● Task description
Read the lines below. Copy out any that hold the string "согласно".

● Listing

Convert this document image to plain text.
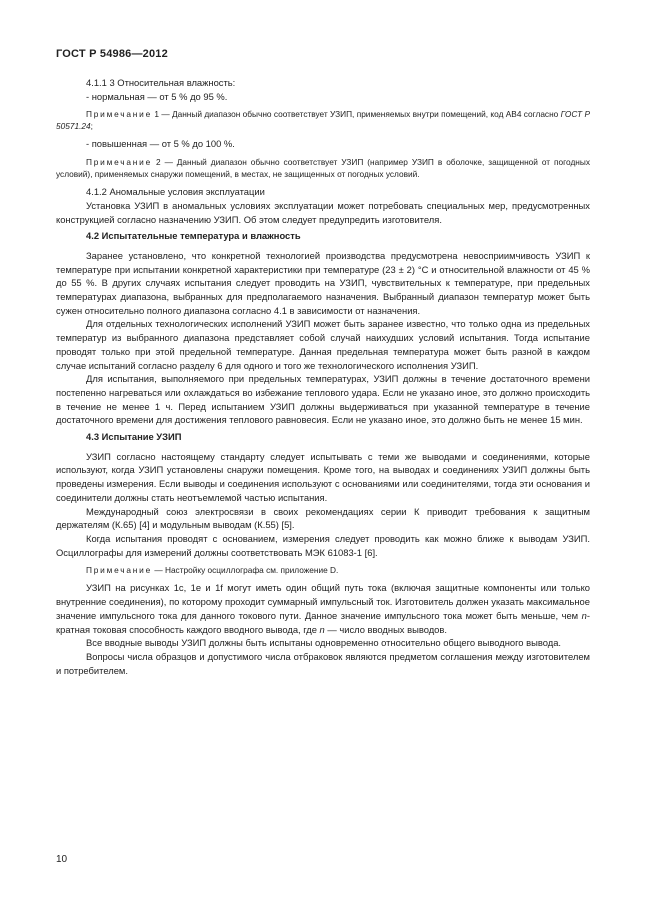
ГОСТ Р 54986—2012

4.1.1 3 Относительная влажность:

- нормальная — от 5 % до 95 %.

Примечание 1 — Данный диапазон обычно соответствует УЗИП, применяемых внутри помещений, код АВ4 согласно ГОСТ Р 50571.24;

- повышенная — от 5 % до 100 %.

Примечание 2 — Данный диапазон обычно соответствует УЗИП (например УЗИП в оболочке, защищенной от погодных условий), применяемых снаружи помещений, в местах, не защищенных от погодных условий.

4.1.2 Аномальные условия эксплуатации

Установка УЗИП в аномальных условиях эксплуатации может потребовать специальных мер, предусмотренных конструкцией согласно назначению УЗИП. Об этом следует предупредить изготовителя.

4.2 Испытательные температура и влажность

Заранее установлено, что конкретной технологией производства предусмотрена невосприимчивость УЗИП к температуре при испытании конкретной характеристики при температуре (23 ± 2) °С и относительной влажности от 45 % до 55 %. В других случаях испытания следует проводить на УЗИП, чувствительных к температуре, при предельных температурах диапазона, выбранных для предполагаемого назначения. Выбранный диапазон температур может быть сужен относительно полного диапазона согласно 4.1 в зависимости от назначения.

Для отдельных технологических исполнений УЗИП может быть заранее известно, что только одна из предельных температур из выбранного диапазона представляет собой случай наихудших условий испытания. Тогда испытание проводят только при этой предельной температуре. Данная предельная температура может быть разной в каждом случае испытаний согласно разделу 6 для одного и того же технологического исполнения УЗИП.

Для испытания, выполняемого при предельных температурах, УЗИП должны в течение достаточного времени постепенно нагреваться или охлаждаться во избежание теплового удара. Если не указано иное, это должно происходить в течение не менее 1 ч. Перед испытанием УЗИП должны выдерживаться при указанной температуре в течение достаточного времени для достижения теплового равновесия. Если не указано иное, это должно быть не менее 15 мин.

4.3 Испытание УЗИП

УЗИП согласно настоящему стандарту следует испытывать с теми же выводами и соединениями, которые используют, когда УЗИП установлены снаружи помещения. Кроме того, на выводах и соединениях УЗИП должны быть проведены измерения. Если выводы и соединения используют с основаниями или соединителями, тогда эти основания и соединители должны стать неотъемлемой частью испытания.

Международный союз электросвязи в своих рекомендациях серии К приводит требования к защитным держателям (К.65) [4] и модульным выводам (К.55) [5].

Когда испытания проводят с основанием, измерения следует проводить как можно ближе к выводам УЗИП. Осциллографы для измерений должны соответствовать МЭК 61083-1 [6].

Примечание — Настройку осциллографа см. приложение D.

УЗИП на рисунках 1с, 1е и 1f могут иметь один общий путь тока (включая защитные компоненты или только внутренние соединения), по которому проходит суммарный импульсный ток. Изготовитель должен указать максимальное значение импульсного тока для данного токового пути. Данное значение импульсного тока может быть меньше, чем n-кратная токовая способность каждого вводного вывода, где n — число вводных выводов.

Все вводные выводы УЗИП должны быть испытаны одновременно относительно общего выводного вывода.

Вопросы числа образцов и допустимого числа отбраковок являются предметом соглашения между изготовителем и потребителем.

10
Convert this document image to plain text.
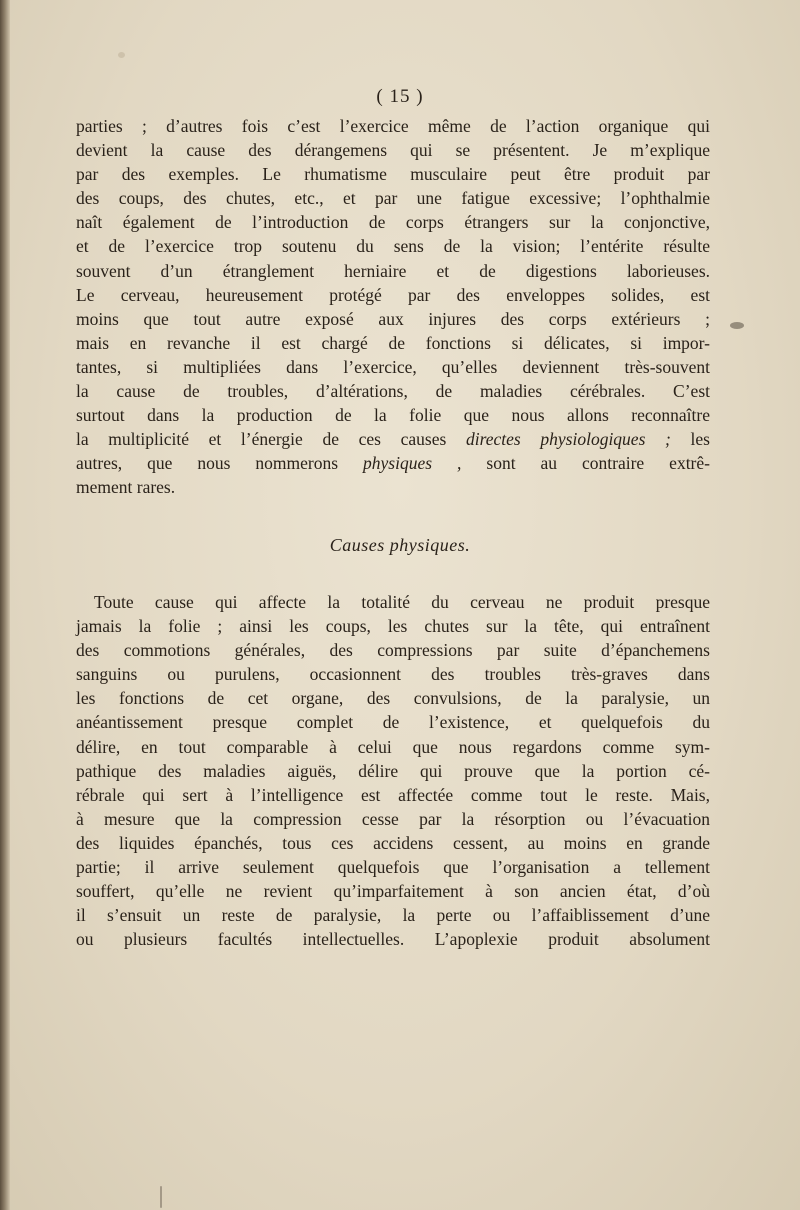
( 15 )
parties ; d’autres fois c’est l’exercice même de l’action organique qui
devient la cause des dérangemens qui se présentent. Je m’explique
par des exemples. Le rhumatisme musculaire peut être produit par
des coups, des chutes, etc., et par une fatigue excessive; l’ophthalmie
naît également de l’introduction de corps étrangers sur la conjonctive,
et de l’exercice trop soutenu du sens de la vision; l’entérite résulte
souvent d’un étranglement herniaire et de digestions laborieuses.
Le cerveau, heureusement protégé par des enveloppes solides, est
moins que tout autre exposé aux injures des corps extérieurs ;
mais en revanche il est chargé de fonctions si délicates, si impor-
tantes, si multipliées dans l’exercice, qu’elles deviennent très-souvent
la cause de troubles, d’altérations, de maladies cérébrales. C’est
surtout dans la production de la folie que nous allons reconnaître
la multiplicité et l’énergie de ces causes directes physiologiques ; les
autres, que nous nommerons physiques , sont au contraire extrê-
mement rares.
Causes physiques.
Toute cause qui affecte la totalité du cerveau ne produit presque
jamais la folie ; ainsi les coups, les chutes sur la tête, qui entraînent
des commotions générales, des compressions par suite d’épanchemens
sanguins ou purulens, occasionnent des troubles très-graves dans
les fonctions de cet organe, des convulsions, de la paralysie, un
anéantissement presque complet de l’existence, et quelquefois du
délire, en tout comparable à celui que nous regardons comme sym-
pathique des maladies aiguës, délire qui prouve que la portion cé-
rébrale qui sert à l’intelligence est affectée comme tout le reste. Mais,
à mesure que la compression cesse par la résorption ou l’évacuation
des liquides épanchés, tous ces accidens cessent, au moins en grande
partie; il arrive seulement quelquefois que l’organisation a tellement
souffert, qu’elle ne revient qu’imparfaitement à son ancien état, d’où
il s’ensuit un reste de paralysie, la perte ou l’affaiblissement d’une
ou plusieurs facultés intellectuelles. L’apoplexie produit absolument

==

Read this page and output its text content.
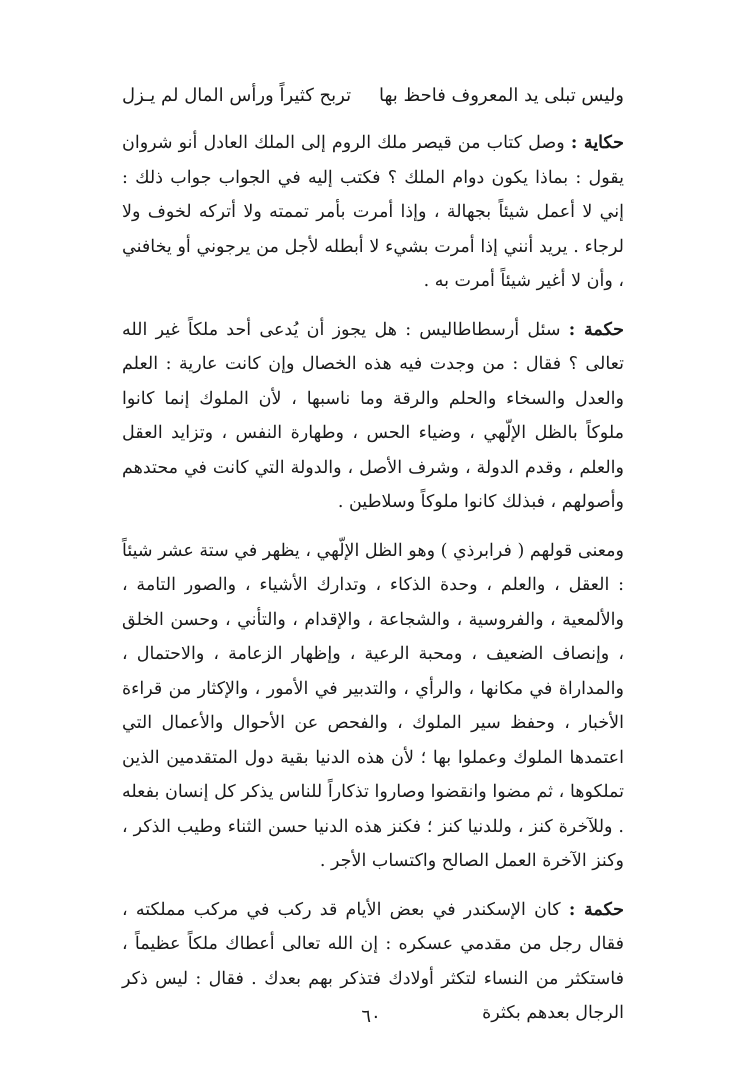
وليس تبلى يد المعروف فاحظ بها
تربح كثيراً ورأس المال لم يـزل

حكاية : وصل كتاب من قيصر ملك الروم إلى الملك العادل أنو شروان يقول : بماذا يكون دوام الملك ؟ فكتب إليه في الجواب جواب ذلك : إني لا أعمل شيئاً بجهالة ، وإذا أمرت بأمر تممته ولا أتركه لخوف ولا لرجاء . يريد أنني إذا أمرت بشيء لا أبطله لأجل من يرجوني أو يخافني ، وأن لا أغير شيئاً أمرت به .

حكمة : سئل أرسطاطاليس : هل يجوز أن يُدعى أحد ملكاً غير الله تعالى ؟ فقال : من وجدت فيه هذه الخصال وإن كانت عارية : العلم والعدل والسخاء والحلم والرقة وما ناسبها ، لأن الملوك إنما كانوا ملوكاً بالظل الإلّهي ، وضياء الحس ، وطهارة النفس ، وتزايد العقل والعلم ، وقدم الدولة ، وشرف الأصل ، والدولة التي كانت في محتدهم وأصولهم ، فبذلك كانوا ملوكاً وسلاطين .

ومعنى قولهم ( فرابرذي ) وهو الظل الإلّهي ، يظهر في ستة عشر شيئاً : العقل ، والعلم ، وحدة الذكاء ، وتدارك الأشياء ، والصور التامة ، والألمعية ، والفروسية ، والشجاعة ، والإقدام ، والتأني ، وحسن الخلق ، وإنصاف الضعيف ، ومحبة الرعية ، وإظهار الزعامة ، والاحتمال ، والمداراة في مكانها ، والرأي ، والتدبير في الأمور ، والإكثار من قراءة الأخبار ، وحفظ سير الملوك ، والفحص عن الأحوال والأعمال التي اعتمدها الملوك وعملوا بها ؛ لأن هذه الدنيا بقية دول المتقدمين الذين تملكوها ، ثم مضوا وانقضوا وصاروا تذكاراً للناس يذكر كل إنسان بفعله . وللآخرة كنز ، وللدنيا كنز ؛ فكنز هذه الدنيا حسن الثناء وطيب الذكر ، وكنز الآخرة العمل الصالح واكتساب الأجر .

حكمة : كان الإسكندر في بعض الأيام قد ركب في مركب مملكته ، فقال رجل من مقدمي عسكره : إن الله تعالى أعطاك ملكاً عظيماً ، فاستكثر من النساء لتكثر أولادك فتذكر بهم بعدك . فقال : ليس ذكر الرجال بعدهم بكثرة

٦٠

● Written response
Примечание 1 — Данный диапазон обычно соответствует УЗИП, применяемых внутри помещений, код АВ4 согласно ГОСТ Р 50571.24;
Установка УЗИП в аномальных условиях эксплуатации может потребовать специальных мер, предусмотренных конструкцией согласно назначению УЗИП. Об этом следует предупредить изготовителя.
Заранее установлено, что конкретной технологией производства предусмотрена невосприимчивость УЗИП к температуре при испытании конкретной характеристики при температуре (23 ± 2) °С и относительной влажности от 45 % до 55 %. В других случаях испытания следует проводить на УЗИП, чувствительных к температуре, при предельных температурах диапазона, выбранных для предполагаемого назначения. Выбранный диапазон температур может быть сужен относительно полного диапазона согласно 4.1 в зависимости от назначения.
Для отдельных технологических исполнений УЗИП может быть заранее известно, что только одна из предельных температур из выбранного диапазона представляет собой случай наихудших условий испытания. Тогда испытание проводят только при этой предельной температуре. Данная предельная температура может быть разной в каждом случае испытаний согласно разделу 6 для одного и того же технологического исполнения УЗИП.
УЗИП согласно настоящему стандарту следует испытывать с теми же выводами и соединениями, которые используют, когда УЗИП установлены снаружи помещения. Кроме того, на выводах и соединениях УЗИП должны быть проведены измерения. Если выводы и соединения используют с основаниями или соединителями, тогда эти основания и соединители должны стать неотъемлемой частью испытания.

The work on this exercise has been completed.